Challenges
1. Render this sentence from the hyperparameter tuning page in Spanish: "Hyperparameters are model settings that cannot be learned from data."
2. From the hyperparameter tuning page, return the stretch from "For tabular data, grid" through "library(tidymodels)", copied word for word.
3. Decide whether each statement agrees with the hyperparameter tuning page. Answer yes or no, and quote the words from the page that decide it. (a) Racing may miss configurations that are borderline good. (b) The model specification marks the number of trees with tune(). (c) Bayesian optimization should be the default for tabular data.

**** Excerpt provided ****

Hyperparameter Tuning

Overview

Hyperparameters are model settings that cannot be learned from data. Tuning searches for values that optimize out-of-sample performance.

Method	Best For	Pros	Cons
Grid search	Few parameters, small grids	Exhaustive, reproducible	Exponential scaling
Racing	Large grids	Efficient, discards poor configs early	May miss borderline good configs
Bayesian optimization	Expensive models, many parameters	Smart exploration	Overhead for simple problems

For tabular data, grid search and racing are optimized and should be the default.

Marking Parameters for Tuning

In tidymodels, use tune() as a placeholder for parameters to optimize.

tidymodels

library(tidymodels)

# Model with tunable parameters
model_spec <- rand_forest(
 mtry = tune(),
 min_n = tune(),
 trees = 500
) |>
 set_engine("ranger") |>
 set_mode("classification")

# Recipe with tunable parameters
recipe_spec <- recipe(outcome ~ ., data = train_data) |>
 step_pca(all_numeric_predictors(), num_comp = tune())

**** Stored records ****

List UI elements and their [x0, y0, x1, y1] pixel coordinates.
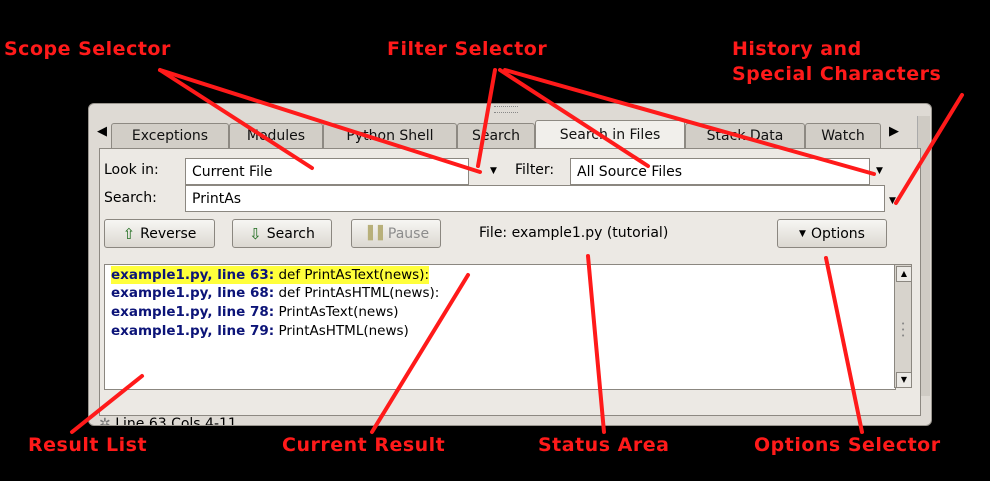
callout-options-selector: Options Selector	[754, 434, 941, 456]
filter-label: Filter:	[515, 162, 555, 178]
look-in-label: Look in:	[104, 162, 159, 178]
tab-search[interactable]: Search	[457, 123, 535, 148]
result-row[interactable]: example1.py, line 79: PrintAsHTML(news)	[111, 322, 409, 340]
result-row[interactable]: example1.py, line 68: def PrintAsHTML(ne…	[111, 284, 439, 302]
callout-filter-selector: Filter Selector	[387, 38, 548, 60]
result-text: PrintAsHTML(news)	[274, 323, 409, 339]
result-location: example1.py, line 78:	[111, 304, 275, 320]
cursor-position: Line 63 Cols 4-11	[115, 416, 237, 426]
search-button-label: Search	[266, 225, 315, 242]
arrow-up-icon: ⇧	[122, 224, 136, 243]
pause-button[interactable]: ▐▐ Pause	[351, 219, 441, 248]
scrollbar-grip-icon: • • •	[901, 320, 906, 340]
callout-scope-selector: Scope Selector	[4, 38, 171, 60]
callout-result-list: Result List	[28, 434, 148, 456]
pause-icon: ▐▐	[362, 226, 383, 241]
scroll-down-icon[interactable]: ▼	[896, 372, 912, 388]
chevron-down-icon: ▼	[799, 228, 806, 239]
pause-button-label: Pause	[387, 225, 430, 242]
result-text: def PrintAsText(news):	[274, 267, 430, 283]
editor-status-line: ✲ Line 63 Cols 4-11	[99, 416, 237, 426]
options-button[interactable]: ▼ Options	[777, 219, 887, 248]
tab-exceptions[interactable]: Exceptions	[111, 123, 229, 148]
result-location: example1.py, line 68:	[111, 285, 275, 301]
result-text: def PrintAsHTML(news):	[274, 285, 440, 301]
reverse-button-label: Reverse	[140, 225, 197, 242]
callout-status-area: Status Area	[538, 434, 670, 456]
tab-watch[interactable]: Watch	[805, 123, 881, 148]
tab-search-in-files[interactable]: Search in Files	[535, 120, 685, 149]
filter-dropdown-icon[interactable]: ▼	[876, 166, 883, 176]
look-in-combo[interactable]: Current File	[185, 158, 469, 185]
tab-stack-data[interactable]: Stack Data	[685, 123, 805, 148]
filter-combo[interactable]: All Source Files	[570, 158, 870, 185]
tab-bar: ◀ Exceptions Modules Python Shell Search…	[89, 120, 931, 149]
result-row[interactable]: example1.py, line 78: PrintAsText(news)	[111, 303, 399, 321]
cursor-icon: ✲	[99, 416, 116, 426]
filter-value: All Source Files	[577, 163, 683, 180]
status-area: File: example1.py (tutorial)	[479, 225, 669, 241]
history-dropdown-icon[interactable]: ▼	[889, 196, 896, 206]
result-text: PrintAsText(news)	[274, 304, 399, 320]
search-input[interactable]: PrintAs	[185, 185, 885, 212]
callout-current-result: Current Result	[282, 434, 446, 456]
result-location: example1.py, line 79:	[111, 323, 275, 339]
search-in-files-content: Look in: Current File ▼ Filter: All Sour…	[99, 148, 921, 416]
result-row-current[interactable]: example1.py, line 63: def PrintAsText(ne…	[111, 266, 430, 284]
tab-scroll-left-icon[interactable]: ◀	[97, 124, 107, 139]
result-list[interactable]: example1.py, line 63: def PrintAsText(ne…	[104, 264, 896, 390]
arrow-down-icon: ⇩	[249, 224, 262, 243]
tab-python-shell[interactable]: Python Shell	[323, 123, 457, 148]
search-in-files-panel: ◀ Exceptions Modules Python Shell Search…	[88, 103, 932, 426]
options-button-label: Options	[810, 225, 865, 242]
result-location: example1.py, line 63:	[111, 267, 275, 283]
reverse-button[interactable]: ⇧ Reverse	[104, 219, 215, 248]
search-value: PrintAs	[192, 190, 242, 207]
search-label: Search:	[104, 190, 157, 206]
tab-modules[interactable]: Modules	[229, 123, 323, 148]
look-in-value: Current File	[192, 163, 273, 180]
panel-drag-grip[interactable]	[494, 106, 518, 113]
scope-dropdown-icon[interactable]: ▼	[490, 166, 497, 176]
tab-scroll-right-icon[interactable]: ▶	[889, 124, 899, 139]
search-button[interactable]: ⇩ Search	[232, 219, 332, 248]
result-list-scrollbar[interactable]: ▲ • • • ▼	[894, 264, 912, 388]
scroll-up-icon[interactable]: ▲	[896, 266, 912, 282]
callout-history-line2: Special Characters	[732, 63, 942, 85]
callout-history-line1: History and	[732, 38, 862, 60]
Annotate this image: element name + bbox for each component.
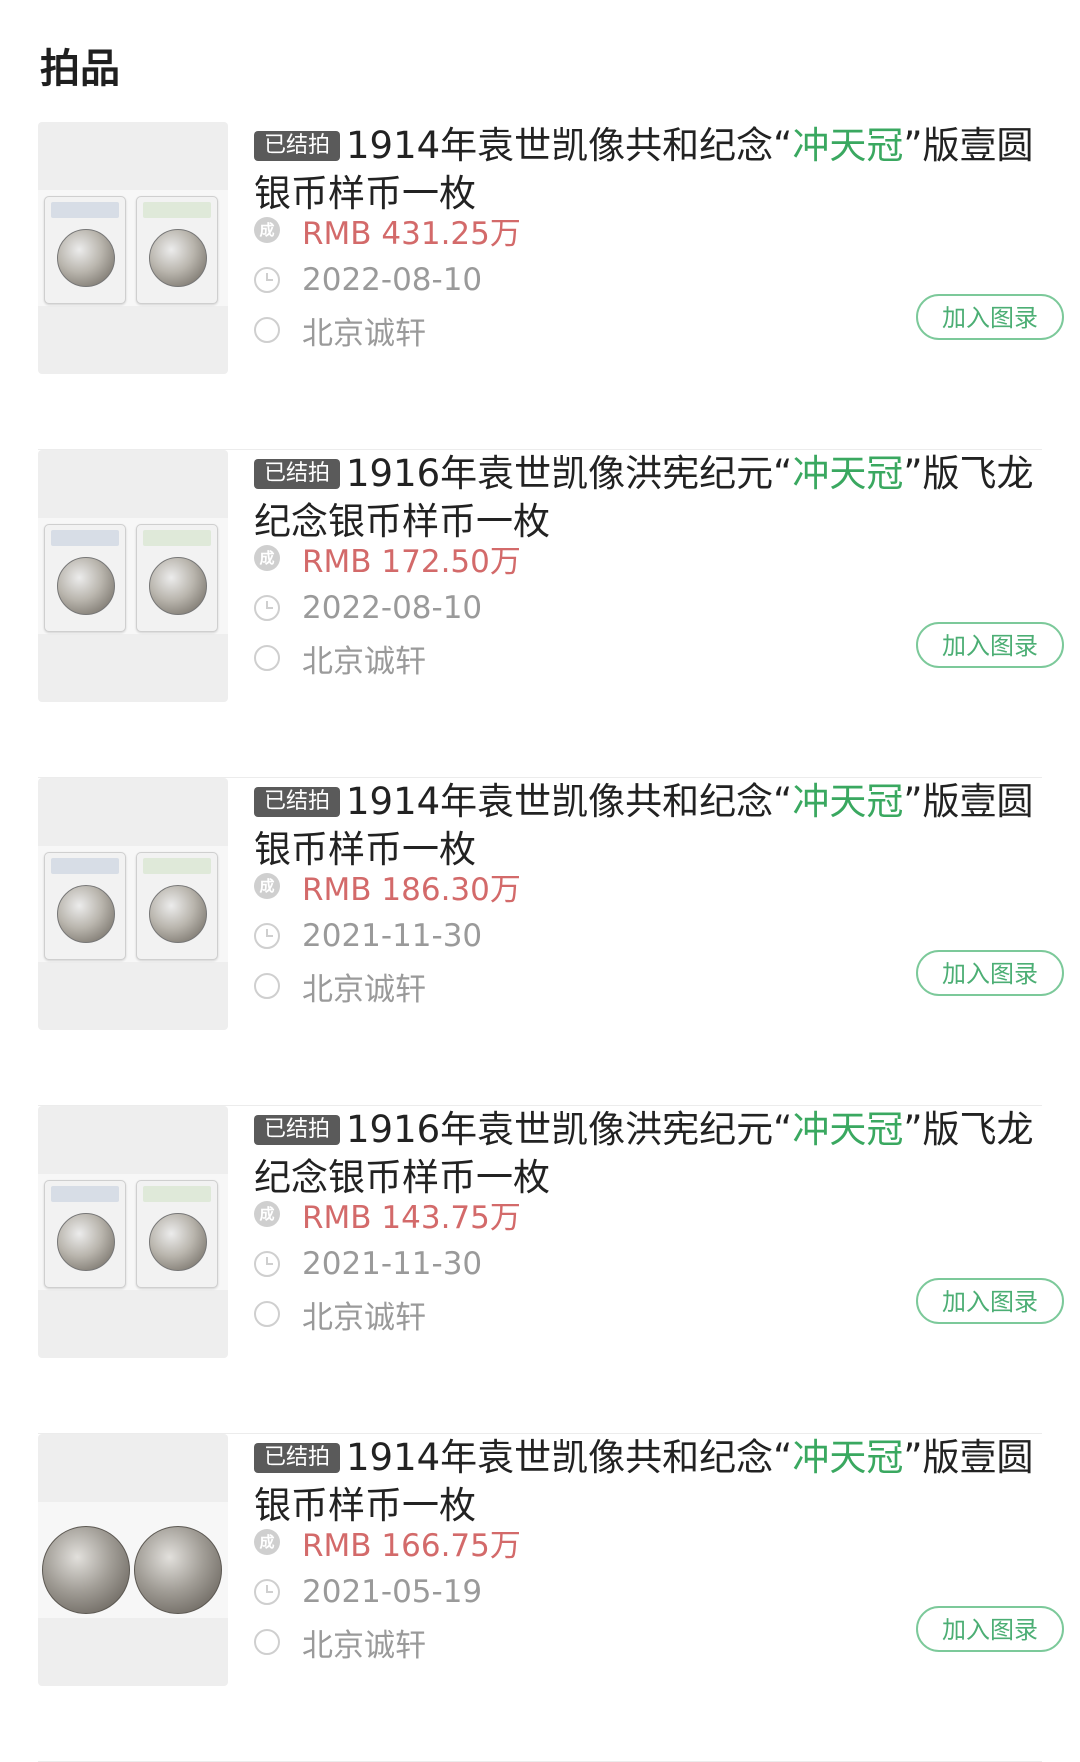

****

Outputs
1. Los hiperparámetros son ajustes del modelo que no se pueden aprender a partir de los datos.

2.
For tabular data, grid search and racing are optimized and should be the default.

Marking Parameters for Tuning

In tidymodels, use tune() as a placeholder for parameters to optimize.

tidymodels

library(tidymodels)

3.
(a) Yes: "May miss borderline good configs"
(b) No: "trees = 500"
(c) No: "For tabular data, grid search and racing are optimized and should be the default."